◆ 阅读材料:
<<<<

最近研究发现共表达L-TA与B. subtilis来源的PLP合酶，可显著提高内源性PLP生成量，相比于野生型酶活254.1 U/L，不添加外源PLP的共表达菌株的酶活能提高到1 518.4 U/L，实现PLP的自给自足[14]。

为了克服羟醛缩合反应处在动力学和热力学的限制，将L-TA与来源于粪肠球菌Enterococcus faecalis的L-酪氨酸脱羧酶(L-TyrDC) 相偶联，利用L-TyrDC对L-threo和L-erythro产物之间的活性差异，延长反应时间以实现动态动力学不对称转化合成(R)-2-氨基-1-苯甲醇(图 8A)[71]。偶联来源于谷氨酸棒状杆菌Corynebacterium glutamicum的苏氨酸脱氨酶(TD)，将β-羟基-α-氨基酸降解成酮酸，再偶联转氨酶或脱氢酶，进而合成手性α-羟基酸或α-氨基酸(图 8B) [72]。上述多酶级联反应只是利用L-TA构建C-C键，合成的β-羟基-α-氨基酸作为中间产物被后续反应进一步分解，并没有解决L-TA的β-碳立体选择性问题。

>>>>

◆ 所给条目:

<<<<

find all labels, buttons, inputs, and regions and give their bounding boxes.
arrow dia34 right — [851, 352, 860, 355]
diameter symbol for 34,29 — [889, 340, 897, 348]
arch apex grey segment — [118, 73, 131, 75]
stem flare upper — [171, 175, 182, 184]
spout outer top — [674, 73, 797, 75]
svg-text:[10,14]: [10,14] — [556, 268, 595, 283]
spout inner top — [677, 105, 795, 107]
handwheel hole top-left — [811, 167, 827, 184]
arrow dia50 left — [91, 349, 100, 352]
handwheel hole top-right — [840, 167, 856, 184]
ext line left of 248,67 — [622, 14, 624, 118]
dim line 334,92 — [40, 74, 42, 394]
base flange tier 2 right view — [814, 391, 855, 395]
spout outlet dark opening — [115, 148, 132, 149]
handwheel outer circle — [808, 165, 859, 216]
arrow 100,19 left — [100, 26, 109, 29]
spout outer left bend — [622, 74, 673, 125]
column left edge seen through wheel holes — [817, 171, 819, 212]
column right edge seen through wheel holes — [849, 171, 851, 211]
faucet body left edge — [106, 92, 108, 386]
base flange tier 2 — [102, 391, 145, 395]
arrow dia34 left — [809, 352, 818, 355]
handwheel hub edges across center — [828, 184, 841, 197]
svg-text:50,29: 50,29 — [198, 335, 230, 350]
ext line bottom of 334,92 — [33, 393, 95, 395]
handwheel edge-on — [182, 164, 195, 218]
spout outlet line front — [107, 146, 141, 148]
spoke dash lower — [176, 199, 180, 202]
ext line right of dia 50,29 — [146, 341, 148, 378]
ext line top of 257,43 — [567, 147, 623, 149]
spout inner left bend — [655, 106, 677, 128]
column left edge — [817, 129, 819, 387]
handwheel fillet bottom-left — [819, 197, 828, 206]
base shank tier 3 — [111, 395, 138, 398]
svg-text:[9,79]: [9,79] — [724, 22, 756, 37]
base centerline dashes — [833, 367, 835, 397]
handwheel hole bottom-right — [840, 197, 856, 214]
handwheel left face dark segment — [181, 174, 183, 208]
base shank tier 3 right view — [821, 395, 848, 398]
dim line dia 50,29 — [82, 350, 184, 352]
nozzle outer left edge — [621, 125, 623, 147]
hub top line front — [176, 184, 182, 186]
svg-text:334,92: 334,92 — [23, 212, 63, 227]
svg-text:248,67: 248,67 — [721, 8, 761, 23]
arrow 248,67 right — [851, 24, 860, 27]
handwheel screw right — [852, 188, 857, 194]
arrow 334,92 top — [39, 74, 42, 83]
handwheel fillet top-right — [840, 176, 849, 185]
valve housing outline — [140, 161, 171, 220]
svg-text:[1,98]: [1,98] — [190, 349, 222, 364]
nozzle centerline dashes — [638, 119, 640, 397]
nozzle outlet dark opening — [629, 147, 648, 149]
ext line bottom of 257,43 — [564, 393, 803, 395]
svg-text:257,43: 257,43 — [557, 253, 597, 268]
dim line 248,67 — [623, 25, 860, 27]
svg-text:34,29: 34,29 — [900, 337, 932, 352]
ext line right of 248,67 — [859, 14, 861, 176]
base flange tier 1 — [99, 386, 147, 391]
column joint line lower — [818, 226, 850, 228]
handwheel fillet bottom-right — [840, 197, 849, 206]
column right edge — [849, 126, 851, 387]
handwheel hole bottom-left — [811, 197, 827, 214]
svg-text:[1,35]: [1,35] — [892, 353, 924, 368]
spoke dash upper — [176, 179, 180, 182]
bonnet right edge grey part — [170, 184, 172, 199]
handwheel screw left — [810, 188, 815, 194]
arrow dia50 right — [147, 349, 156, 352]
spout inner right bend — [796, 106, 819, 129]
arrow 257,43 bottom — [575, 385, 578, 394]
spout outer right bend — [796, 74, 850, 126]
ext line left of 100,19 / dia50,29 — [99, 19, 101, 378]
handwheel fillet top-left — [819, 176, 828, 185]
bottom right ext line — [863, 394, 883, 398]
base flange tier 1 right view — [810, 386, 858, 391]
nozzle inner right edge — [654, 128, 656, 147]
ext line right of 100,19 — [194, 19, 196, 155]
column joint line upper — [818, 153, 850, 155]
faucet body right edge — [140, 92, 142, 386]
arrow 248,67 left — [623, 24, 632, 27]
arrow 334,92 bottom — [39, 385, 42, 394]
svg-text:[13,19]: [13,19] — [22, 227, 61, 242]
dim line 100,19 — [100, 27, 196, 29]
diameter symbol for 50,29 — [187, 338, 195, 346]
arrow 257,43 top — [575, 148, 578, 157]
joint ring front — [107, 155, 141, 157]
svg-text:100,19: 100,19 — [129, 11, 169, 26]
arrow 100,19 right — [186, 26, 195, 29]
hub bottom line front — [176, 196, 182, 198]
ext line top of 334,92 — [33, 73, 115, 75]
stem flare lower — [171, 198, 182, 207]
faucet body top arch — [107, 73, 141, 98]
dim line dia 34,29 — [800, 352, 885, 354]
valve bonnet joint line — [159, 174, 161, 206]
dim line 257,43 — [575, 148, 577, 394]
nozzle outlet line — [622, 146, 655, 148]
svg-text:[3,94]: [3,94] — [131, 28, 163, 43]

>>>>

◆ 练习要求: 请完整引用上面的阅读材料，一字不改。

◆ 参考答案:
最近研究发现共表达L-TA与B. subtilis来源的PLP合酶，可显著提高内源性PLP生成量，相比于野生型酶活254.1 U/L，不添加外源PLP的共表达菌株的酶活能提高到1 518.4 U/L，实现PLP的自给自足[14]。

为了克服羟醛缩合反应处在动力学和热力学的限制，将L-TA与来源于粪肠球菌Enterococcus faecalis的L-酪氨酸脱羧酶(L-TyrDC) 相偶联，利用L-TyrDC对L-threo和L-erythro产物之间的活性差异，延长反应时间以实现动态动力学不对称转化合成(R)-2-氨基-1-苯甲醇(图 8A)[71]。偶联来源于谷氨酸棒状杆菌Corynebacterium glutamicum的苏氨酸脱氨酶(TD)，将β-羟基-α-氨基酸降解成酮酸，再偶联转氨酶或脱氢酶，进而合成手性α-羟基酸或α-氨基酸(图 8B) [72]。上述多酶级联反应只是利用L-TA构建C-C键，合成的β-羟基-α-氨基酸作为中间产物被后续反应进一步分解，并没有解决L-TA的β-碳立体选择性问题。